** What to produce **
Give the records back in full, exactly as they read.

** Exercise materials **
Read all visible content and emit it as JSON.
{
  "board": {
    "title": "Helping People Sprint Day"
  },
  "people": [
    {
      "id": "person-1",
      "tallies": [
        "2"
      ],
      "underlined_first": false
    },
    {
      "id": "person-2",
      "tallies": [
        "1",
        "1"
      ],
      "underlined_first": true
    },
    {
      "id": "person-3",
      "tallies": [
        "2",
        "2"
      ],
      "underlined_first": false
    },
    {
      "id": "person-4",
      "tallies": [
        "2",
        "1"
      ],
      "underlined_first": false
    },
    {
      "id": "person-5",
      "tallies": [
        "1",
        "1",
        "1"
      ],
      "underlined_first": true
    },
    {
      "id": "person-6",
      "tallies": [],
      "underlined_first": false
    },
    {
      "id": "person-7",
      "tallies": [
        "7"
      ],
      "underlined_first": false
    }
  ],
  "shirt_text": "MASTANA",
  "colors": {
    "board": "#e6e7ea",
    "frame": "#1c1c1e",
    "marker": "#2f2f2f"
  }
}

** Solution below **
Read all visible content and emit it as JSON.
{
  "board": {
    "title": "Helping People Sprint Day"
  },
  "people": [
    {
      "id": "person-1",
      "tallies": [
        "2"
      ],
      "underlined_first": false
    },
    {
      "id": "person-2",
      "tallies": [
        "1",
        "1"
      ],
      "underlined_first": true
    },
    {
      "id": "person-3",
      "tallies": [
        "2",
        "2"
      ],
      "underlined_first": false
    },
    {
      "id": "person-4",
      "tallies": [
        "2",
        "1"
      ],
      "underlined_first": false
    },
    {
      "id": "person-5",
      "tallies": [
        "1",
        "1",
        "1"
      ],
      "underlined_first": true
    },
    {
      "id": "person-6",
      "tallies": [],
      "underlined_first": false
    },
    {
      "id": "person-7",
      "tallies": [
        "7"
      ],
      "underlined_first": false
    }
  ],
  "shirt_text": "MASTANA",
  "colors": {
    "board": "#e6e7ea",
    "frame": "#1c1c1e",
    "marker": "#2f2f2f"
  }
}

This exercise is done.